■ **WRITTEN EXERCISE**
Say how many lines contain "Reaktionstid"; the answer is the number alone.

■ **DATA TO USE**
--- begin ---

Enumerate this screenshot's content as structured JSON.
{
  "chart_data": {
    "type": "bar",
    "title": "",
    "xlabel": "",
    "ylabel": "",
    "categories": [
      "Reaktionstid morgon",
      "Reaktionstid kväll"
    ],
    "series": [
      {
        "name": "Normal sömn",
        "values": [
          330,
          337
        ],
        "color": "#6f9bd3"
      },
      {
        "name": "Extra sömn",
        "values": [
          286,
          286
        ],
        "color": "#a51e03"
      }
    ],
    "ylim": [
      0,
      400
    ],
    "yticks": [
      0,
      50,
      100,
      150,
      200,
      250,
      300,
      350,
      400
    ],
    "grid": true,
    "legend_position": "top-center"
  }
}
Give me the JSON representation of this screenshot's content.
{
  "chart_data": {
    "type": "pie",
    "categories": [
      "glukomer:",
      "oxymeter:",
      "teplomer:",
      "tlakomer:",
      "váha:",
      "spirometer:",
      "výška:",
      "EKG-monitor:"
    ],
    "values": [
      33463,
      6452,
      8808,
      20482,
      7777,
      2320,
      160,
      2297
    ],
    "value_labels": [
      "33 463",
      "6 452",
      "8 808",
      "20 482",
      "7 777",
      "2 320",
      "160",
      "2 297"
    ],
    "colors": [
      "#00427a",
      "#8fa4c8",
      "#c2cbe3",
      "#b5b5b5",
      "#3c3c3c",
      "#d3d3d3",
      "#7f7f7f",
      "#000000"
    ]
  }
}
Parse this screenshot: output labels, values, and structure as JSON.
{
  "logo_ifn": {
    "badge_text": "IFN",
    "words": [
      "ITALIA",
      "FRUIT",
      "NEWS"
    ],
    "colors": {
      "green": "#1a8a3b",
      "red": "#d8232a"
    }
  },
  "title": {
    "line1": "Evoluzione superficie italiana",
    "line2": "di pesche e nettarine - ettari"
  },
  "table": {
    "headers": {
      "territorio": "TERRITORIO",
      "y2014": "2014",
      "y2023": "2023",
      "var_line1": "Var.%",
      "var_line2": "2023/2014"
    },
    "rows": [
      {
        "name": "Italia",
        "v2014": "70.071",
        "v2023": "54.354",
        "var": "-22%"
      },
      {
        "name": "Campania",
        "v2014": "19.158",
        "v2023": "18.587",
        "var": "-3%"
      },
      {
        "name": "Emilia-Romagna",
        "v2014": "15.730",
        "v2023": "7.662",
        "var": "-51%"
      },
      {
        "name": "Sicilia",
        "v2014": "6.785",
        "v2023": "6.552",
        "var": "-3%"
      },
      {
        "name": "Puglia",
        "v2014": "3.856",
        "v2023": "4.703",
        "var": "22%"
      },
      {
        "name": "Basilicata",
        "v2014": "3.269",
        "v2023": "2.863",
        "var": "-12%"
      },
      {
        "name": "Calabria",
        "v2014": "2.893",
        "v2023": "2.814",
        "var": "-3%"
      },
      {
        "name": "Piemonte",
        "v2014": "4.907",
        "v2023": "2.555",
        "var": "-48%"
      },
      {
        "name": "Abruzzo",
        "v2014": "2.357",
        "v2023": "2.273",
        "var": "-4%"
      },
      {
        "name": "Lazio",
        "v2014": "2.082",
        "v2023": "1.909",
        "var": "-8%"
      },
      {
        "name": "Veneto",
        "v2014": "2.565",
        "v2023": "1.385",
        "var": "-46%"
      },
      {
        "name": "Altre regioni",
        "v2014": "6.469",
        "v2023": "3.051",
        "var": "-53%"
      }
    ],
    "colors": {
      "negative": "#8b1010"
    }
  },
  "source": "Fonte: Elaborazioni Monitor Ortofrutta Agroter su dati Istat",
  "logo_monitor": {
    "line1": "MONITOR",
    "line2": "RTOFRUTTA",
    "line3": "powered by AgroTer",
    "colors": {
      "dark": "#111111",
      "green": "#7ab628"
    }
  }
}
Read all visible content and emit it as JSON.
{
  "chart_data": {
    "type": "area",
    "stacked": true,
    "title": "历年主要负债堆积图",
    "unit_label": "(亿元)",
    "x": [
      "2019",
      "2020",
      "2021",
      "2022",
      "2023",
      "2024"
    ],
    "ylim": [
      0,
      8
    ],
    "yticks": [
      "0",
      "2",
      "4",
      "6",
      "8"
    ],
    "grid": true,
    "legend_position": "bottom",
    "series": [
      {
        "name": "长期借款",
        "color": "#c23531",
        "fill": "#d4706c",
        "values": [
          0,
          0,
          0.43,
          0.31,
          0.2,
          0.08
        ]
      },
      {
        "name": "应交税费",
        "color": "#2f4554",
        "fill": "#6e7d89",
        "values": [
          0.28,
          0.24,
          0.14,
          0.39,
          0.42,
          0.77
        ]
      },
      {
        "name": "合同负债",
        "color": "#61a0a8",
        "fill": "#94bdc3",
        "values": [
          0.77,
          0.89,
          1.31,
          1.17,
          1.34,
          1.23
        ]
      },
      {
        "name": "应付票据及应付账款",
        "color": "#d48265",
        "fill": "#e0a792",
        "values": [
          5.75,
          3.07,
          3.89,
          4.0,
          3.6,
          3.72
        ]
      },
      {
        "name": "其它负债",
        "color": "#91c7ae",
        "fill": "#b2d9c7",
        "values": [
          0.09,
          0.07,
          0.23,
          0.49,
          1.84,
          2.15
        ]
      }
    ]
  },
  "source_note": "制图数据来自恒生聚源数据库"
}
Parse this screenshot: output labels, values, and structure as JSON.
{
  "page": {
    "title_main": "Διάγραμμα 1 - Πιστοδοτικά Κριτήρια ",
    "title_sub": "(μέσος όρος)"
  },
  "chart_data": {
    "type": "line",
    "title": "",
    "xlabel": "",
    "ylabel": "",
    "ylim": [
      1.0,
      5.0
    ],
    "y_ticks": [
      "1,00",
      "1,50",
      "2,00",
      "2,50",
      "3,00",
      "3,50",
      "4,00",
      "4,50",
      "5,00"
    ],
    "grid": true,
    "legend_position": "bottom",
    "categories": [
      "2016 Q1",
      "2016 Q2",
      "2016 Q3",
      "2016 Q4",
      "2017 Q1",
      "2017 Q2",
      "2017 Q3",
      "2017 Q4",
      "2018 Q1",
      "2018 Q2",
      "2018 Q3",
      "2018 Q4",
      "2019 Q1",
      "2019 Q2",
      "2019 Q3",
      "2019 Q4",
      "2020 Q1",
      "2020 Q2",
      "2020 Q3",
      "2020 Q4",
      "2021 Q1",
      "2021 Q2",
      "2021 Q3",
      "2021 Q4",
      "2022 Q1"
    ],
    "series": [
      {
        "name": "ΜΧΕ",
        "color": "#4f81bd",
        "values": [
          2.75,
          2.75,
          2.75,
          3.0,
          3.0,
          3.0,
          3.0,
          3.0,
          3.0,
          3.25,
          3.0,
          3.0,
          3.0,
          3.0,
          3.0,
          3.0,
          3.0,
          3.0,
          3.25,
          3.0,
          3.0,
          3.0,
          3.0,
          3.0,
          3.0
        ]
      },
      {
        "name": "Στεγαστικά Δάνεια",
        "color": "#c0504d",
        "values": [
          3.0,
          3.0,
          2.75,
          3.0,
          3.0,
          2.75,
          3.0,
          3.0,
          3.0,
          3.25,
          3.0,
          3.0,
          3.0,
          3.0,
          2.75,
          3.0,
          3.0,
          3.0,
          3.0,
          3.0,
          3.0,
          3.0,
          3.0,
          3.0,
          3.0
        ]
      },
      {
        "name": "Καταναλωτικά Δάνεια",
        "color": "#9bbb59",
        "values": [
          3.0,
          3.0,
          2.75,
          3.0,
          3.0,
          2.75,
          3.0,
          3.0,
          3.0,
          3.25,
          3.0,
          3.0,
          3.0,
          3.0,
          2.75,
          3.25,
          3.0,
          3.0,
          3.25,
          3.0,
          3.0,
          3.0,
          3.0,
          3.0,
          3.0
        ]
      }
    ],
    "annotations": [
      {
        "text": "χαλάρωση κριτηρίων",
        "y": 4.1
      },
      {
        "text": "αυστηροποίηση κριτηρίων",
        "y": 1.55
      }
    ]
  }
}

--- end ---

■ **ANSWER TO THE EXERCISE**
2